───── Extracted entries ─────

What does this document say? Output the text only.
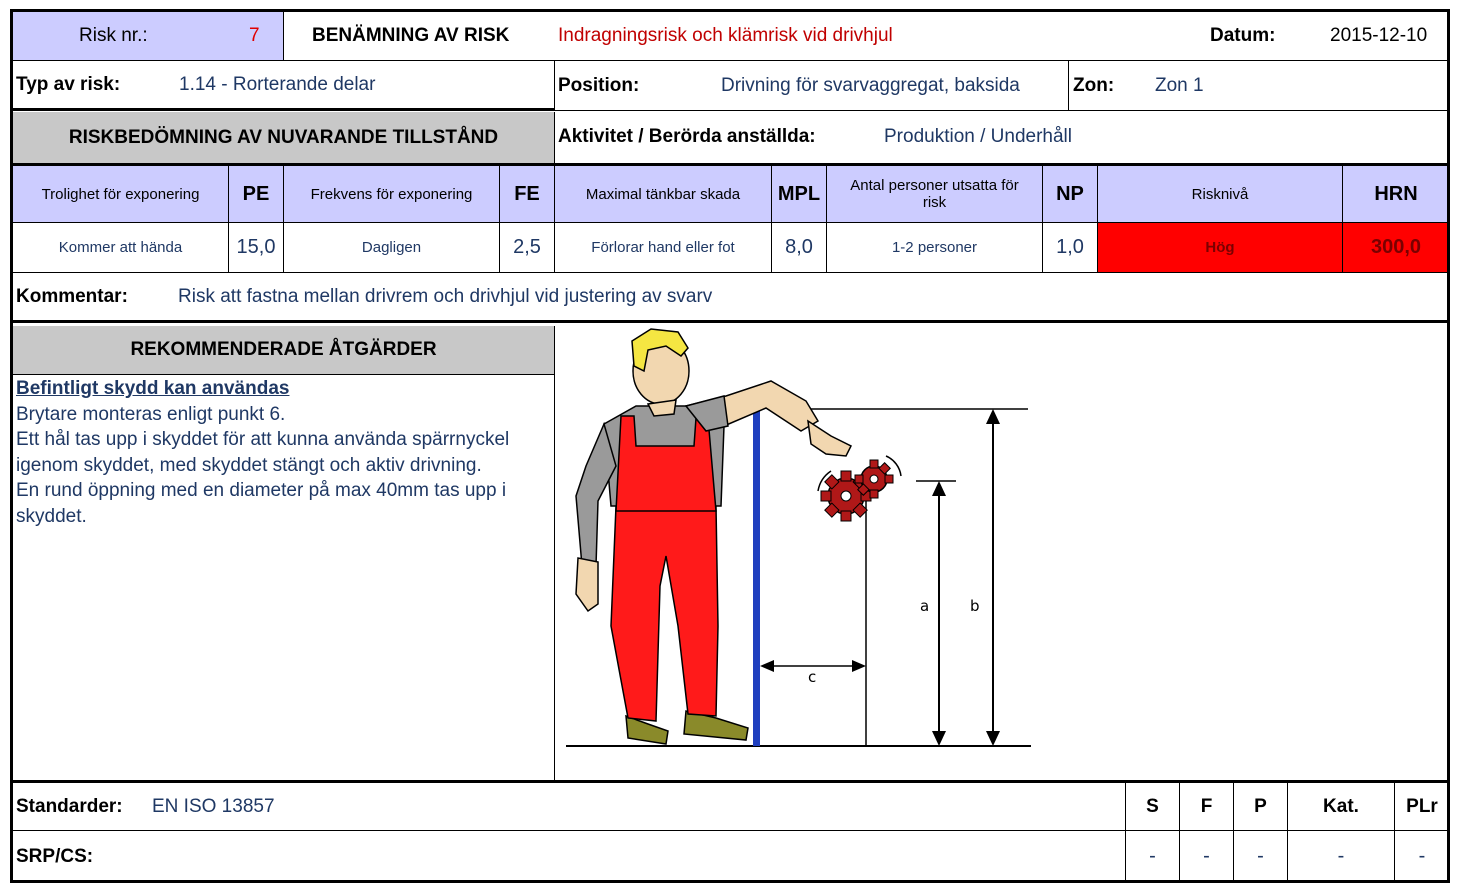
Risk nr.:	7	BENÄMNING AV RISK	Indragningsrisk och klämrisk vid drivhjul	Datum:	2015-12-10
Typ av risk:	1.14 - Rorterande delar	Position:	Drivning för svarvaggregat, baksida	Zon: Zon 1
RISKBEDÖMNING AV NUVARANDE TILLSTÅND	Aktivitet / Berörda anställda:	Produktion / Underhåll
Trolighet för exponering	PE	Frekvens för exponering	FE	Maximal tänkbar skada	MPL	Antal personer utsatta för risk	NP	Risknivå	HRN
Kommer att hända	15,0	Dagligen	2,5	Förlorar hand eller fot	8,0	1-2 personer	1,0	Hög	300,0
Kommentar:	Risk att fastna mellan drivrem och drivhjul vid justering av svarv
REKOMMENDERADE ÅTGÄRDER
Befintligt skydd kan användas
Brytare monteras enligt punkt 6.
Ett hål tas upp i skyddet för att kunna använda spärrnyckel igenom skyddet, med skyddet stängt och aktiv drivning.
En rund öppning med en diameter på max 40mm tas upp i skyddet.
a	b
c
Standarder: EN ISO 13857	S	F	P	Kat.	PLr
SRP/CS:	-	-	-	-	-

─────

Repeat the records above exactly, leaving out the pictures.

What does this document say? Output the text only.
Risk nr.:	7	BENÄMNING AV RISK	Indragningsrisk och klämrisk vid drivhjul	Datum:	2015-12-10
Typ av risk:	1.14 - Rorterande delar	Position:	Drivning för svarvaggregat, baksida	Zon: Zon 1
RISKBEDÖMNING AV NUVARANDE TILLSTÅND	Aktivitet / Berörda anställda:	Produktion / Underhåll
Trolighet för exponering	PE	Frekvens för exponering	FE	Maximal tänkbar skada	MPL	Antal personer utsatta för risk	NP	Risknivå	HRN
Kommer att hända	15,0	Dagligen	2,5	Förlorar hand eller fot	8,0	1-2 personer	1,0	Hög	300,0
Kommentar:	Risk att fastna mellan drivrem och drivhjul vid justering av svarv
REKOMMENDERADE ÅTGÄRDER
Befintligt skydd kan användas
Brytare monteras enligt punkt 6.
Ett hål tas upp i skyddet för att kunna använda spärrnyckel igenom skyddet, med skyddet stängt och aktiv drivning.
En rund öppning med en diameter på max 40mm tas upp i skyddet.
a	b
c
Standarder: EN ISO 13857	S	F	P	Kat.	PLr
SRP/CS:	-	-	-	-	-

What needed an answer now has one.